◆ **SHORT EXERCISE**:
Look through the data below and report how many lines include "this". Only the number should be given.

◆ **SUPPLIED MATERIAL**:

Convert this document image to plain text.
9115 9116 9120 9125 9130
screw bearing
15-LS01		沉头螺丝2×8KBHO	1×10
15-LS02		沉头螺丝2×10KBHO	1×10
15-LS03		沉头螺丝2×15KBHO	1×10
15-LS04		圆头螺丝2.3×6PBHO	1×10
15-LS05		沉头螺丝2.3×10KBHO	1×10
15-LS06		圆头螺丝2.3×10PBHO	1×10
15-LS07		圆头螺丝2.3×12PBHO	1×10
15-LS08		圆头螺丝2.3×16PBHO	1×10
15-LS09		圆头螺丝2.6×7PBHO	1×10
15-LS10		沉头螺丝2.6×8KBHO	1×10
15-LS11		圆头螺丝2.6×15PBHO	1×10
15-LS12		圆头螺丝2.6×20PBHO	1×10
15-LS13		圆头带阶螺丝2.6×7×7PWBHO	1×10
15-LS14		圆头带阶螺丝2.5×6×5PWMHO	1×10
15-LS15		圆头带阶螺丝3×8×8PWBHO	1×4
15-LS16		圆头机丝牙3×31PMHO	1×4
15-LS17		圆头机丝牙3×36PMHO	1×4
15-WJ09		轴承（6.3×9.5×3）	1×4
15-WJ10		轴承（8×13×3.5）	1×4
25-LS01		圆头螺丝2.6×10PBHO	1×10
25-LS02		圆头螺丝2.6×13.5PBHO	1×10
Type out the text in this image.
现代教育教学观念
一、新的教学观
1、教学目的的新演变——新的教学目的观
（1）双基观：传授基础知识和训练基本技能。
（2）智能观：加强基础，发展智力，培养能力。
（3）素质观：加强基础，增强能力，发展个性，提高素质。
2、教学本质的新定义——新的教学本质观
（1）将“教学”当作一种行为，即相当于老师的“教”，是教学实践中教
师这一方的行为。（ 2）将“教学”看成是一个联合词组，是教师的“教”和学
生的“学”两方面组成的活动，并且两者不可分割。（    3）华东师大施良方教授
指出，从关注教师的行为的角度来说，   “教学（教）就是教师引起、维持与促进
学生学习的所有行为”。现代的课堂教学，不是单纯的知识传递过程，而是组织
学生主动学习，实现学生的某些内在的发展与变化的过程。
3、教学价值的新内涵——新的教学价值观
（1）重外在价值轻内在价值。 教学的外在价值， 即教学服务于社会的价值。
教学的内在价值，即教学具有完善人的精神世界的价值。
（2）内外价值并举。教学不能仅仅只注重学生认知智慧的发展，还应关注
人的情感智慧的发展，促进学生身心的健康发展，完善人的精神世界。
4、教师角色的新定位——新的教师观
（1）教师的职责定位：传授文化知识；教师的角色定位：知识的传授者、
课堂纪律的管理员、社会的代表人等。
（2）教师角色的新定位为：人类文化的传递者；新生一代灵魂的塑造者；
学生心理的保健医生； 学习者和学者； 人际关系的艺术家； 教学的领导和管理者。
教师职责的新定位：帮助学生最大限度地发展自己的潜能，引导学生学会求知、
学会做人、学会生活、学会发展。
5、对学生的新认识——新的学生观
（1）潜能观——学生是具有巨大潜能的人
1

◆ **OUTPUT BELOW**:
2